** Start Stored rows **
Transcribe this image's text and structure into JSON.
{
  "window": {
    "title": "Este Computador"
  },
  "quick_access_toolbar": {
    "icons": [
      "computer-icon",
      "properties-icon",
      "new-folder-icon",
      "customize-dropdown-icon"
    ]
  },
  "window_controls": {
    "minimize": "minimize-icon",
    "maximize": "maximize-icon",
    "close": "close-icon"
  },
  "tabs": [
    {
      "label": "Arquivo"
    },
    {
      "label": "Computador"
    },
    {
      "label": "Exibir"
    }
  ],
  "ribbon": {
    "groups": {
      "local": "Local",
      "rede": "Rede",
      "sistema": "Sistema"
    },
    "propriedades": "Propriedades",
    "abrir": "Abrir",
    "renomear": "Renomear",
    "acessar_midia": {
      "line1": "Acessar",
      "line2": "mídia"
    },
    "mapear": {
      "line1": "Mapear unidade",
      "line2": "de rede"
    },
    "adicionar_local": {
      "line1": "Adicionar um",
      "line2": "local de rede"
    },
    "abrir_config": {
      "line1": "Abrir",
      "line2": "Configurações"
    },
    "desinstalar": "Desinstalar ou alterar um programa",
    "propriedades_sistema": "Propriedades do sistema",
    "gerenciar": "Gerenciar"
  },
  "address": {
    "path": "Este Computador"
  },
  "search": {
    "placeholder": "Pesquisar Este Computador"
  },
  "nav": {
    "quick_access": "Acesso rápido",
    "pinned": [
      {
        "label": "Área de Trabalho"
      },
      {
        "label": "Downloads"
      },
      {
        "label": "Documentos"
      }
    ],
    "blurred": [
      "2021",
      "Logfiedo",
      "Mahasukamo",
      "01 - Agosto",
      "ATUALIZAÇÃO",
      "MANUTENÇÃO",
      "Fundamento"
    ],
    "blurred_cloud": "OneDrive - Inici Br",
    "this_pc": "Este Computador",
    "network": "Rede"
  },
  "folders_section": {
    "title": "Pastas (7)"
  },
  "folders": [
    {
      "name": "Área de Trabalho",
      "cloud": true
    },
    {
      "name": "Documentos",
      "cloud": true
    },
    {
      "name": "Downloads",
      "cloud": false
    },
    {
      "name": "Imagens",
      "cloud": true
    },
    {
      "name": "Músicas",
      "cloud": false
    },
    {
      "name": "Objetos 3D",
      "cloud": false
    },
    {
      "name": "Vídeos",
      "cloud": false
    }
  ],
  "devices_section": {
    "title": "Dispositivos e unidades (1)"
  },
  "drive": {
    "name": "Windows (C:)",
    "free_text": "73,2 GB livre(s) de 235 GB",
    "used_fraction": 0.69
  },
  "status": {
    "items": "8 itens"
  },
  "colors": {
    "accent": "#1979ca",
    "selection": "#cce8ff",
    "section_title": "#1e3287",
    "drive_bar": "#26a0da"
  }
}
** End Stored rows **
● **Exercise instructions**
Within the material above, find the lines that contain the word "name"; copy them.

● **Task answer**
      "name": "Área de Trabalho",
      "name": "Documentos",
      "name": "Downloads",
      "name": "Imagens",
      "name": "Músicas",
      "name": "Objetos 3D",
      "name": "Vídeos",
    "name": "Windows (C:)",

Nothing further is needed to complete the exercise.